* [DESCRIPTION OF THE TASK]:
Write out the entire listing below exactly as it appears, minus any pictures.
— START OF ENTRIES SHOWN —
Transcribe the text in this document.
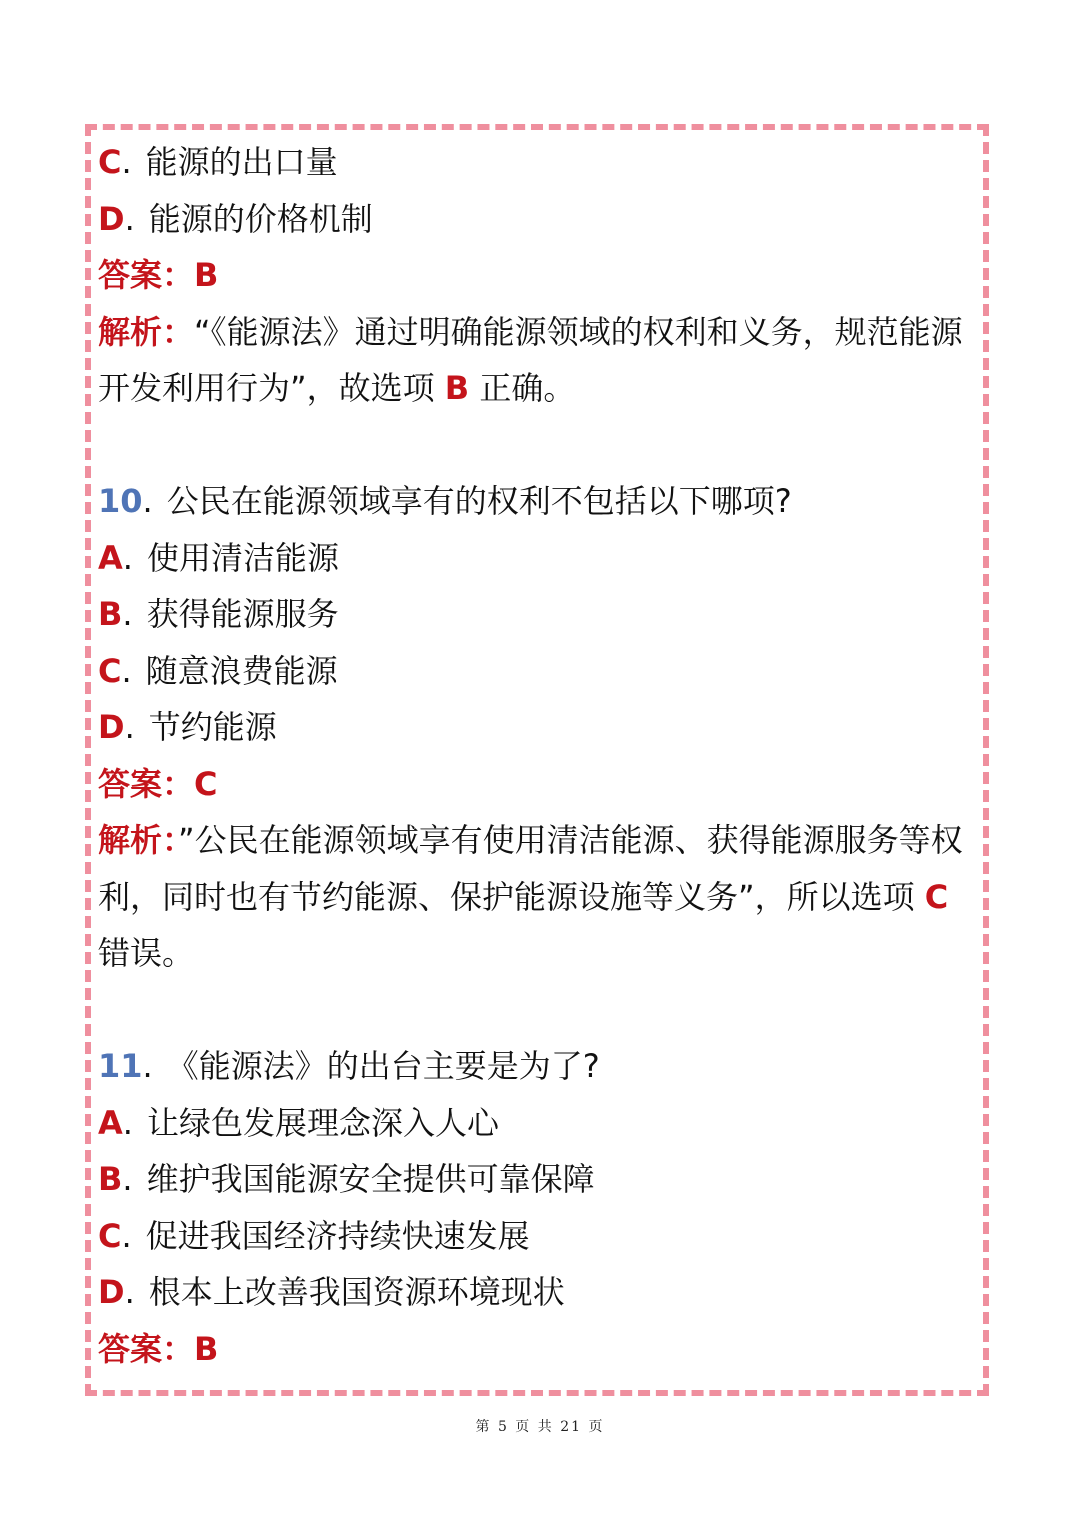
C. 能源的出口量
D. 能源的价格机制
答案：B
解析：“《能源法》通过明确能源领域的权利和义务，规范能源开发利用行为”，故选项 B 正确。
10. 公民在能源领域享有的权利不包括以下哪项?
A. 使用清洁能源
B. 获得能源服务
C. 随意浪费能源
D. 节约能源
答案：C
解析：”公民在能源领域享有使用清洁能源、获得能源服务等权利，同时也有节约能源、保护能源设施等义务”，所以选项 C 错误。
11. 《能源法》的出台主要是为了?
A. 让绿色发展理念深入人心
B. 维护我国能源安全提供可靠保障
C. 促进我国经济持续快速发展
D. 根本上改善我国资源环境现状
答案：B
第 5 页 共 21 页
— END OF ENTRIES SHOWN —
* [ANSWER TO THIS PROBLEM]:
Transcribe the text in this document.
C. 能源的出口量
D. 能源的价格机制
答案：B
解析：“《能源法》通过明确能源领域的权利和义务，规范能源开发利用行为”，故选项 B 正确。
10. 公民在能源领域享有的权利不包括以下哪项?
A. 使用清洁能源
B. 获得能源服务
C. 随意浪费能源
D. 节约能源
答案：C
解析：”公民在能源领域享有使用清洁能源、获得能源服务等权利，同时也有节约能源、保护能源设施等义务”，所以选项 C 错误。
11. 《能源法》的出台主要是为了?
A. 让绿色发展理念深入人心
B. 维护我国能源安全提供可靠保障
C. 促进我国经济持续快速发展
D. 根本上改善我国资源环境现状
答案：B
第 5 页 共 21 页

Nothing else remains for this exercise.